#### [Information provided]
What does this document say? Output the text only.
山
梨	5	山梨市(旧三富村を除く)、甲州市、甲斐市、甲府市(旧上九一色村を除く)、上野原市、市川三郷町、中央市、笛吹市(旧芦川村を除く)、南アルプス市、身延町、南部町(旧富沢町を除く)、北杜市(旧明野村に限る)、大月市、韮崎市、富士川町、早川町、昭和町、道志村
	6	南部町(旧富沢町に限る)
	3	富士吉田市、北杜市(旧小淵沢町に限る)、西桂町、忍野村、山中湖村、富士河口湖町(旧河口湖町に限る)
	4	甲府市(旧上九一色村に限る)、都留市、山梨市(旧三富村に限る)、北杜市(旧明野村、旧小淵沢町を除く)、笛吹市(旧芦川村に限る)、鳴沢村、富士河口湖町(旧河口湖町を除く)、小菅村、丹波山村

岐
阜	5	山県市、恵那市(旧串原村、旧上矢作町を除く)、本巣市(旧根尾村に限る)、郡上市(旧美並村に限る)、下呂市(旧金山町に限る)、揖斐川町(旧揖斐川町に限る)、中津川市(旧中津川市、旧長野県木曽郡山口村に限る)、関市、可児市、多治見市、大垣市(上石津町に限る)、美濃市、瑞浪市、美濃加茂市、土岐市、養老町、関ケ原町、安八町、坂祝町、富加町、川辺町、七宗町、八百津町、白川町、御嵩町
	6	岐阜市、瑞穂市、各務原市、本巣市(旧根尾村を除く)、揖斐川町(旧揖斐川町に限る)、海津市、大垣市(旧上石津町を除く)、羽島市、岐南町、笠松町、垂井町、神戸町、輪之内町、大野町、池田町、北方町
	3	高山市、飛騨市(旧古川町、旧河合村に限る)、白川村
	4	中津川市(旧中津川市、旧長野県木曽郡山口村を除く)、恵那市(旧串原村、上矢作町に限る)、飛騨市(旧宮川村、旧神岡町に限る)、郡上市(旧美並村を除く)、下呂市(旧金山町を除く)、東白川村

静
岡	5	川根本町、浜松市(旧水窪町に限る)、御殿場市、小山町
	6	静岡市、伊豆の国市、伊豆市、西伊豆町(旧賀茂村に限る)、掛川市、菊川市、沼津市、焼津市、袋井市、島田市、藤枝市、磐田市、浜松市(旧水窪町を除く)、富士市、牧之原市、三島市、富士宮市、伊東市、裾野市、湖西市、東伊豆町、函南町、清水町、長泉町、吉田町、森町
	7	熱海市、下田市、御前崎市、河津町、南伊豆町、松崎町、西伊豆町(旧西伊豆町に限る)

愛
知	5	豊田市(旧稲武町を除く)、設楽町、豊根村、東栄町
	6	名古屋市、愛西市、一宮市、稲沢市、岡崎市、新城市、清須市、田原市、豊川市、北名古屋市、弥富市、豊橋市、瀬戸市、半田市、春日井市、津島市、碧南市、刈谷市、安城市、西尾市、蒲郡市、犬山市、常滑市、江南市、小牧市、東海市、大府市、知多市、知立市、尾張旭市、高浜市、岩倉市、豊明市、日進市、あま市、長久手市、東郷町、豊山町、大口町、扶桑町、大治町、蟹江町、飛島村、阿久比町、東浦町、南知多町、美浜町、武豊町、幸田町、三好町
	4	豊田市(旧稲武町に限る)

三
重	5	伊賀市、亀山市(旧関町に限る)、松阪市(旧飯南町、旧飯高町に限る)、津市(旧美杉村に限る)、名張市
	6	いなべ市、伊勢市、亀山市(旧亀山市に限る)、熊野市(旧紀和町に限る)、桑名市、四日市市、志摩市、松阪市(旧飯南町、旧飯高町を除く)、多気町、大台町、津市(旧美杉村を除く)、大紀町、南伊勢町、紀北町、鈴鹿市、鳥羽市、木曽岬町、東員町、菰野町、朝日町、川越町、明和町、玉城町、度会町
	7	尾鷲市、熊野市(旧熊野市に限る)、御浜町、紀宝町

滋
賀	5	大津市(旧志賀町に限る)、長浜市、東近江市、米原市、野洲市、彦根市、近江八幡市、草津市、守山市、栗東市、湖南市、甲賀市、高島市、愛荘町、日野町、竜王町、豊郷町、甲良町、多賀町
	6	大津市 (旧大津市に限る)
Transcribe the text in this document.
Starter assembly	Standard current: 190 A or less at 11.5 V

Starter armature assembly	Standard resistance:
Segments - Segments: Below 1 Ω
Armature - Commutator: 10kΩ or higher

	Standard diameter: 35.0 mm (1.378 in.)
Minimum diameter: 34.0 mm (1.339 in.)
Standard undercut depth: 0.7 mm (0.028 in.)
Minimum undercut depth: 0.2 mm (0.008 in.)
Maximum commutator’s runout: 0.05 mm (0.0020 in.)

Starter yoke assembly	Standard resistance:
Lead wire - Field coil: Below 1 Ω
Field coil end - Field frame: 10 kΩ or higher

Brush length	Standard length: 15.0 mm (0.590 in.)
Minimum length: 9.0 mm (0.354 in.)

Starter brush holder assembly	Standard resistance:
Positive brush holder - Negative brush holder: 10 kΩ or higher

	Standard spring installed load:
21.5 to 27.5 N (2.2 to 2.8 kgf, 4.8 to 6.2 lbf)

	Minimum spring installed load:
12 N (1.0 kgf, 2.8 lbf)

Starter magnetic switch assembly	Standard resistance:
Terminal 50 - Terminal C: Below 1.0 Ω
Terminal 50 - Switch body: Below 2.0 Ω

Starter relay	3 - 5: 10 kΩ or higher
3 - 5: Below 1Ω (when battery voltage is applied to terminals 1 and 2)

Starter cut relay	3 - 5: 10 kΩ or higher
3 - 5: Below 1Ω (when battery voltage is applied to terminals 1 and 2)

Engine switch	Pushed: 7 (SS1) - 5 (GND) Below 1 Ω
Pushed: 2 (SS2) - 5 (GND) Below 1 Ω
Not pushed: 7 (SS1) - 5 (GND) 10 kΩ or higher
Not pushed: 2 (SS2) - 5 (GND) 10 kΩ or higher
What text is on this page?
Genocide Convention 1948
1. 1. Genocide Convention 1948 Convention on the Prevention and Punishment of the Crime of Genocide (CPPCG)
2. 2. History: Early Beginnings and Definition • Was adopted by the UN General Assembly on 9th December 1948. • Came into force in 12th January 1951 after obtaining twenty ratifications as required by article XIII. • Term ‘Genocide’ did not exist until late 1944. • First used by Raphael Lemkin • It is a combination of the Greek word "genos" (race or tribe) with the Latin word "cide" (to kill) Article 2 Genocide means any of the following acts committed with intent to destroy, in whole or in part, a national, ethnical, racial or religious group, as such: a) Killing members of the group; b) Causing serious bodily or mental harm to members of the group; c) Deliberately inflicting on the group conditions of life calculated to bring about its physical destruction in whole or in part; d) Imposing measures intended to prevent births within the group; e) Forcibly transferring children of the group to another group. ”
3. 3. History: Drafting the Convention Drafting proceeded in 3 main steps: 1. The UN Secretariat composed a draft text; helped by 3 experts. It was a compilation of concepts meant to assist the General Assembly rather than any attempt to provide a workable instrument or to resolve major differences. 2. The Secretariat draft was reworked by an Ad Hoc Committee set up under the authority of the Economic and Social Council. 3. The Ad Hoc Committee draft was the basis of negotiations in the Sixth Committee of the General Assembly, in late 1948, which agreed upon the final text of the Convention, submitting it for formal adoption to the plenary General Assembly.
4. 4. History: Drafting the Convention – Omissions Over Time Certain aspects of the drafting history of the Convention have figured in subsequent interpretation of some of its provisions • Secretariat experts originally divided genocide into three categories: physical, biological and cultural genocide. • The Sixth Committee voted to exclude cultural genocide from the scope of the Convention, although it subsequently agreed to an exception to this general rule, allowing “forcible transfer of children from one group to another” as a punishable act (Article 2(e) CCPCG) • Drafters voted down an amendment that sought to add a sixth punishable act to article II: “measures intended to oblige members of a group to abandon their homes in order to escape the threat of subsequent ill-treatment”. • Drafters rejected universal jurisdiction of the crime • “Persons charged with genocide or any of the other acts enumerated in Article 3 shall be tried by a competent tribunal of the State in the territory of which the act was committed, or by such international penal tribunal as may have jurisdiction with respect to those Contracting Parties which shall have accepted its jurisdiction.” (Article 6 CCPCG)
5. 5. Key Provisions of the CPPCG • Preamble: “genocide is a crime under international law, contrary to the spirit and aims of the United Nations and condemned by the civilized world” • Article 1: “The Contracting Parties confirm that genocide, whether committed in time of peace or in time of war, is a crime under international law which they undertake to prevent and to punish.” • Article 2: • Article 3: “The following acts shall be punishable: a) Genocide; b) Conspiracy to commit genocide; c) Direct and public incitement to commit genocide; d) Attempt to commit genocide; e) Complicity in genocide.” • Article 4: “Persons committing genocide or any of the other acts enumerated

#### [Stated task]
Read the data above and pull out each line that holds the string "旧揖斐川町に限る".

#### [Problem solution]
阜	5	山県市、恵那市(旧串原村、旧上矢作町を除く)、本巣市(旧根尾村に限る)、郡上市(旧美並村に限る)、下呂市(旧金山町に限る)、揖斐川町(旧揖斐川町に限る)、中津川市(旧中津川市、旧長野県木曽郡山口村に限る)、関市、可児市、多治見市、大垣市(上石津町に限る)、美濃市、瑞浪市、美濃加茂市、土岐市、養老町、関ケ原町、安八町、坂祝町、富加町、川辺町、七宗町、八百津町、白川町、御嵩町
	6	岐阜市、瑞穂市、各務原市、本巣市(旧根尾村を除く)、揖斐川町(旧揖斐川町に限る)、海津市、大垣市(旧上石津町を除く)、羽島市、岐南町、笠松町、垂井町、神戸町、輪之内町、大野町、池田町、北方町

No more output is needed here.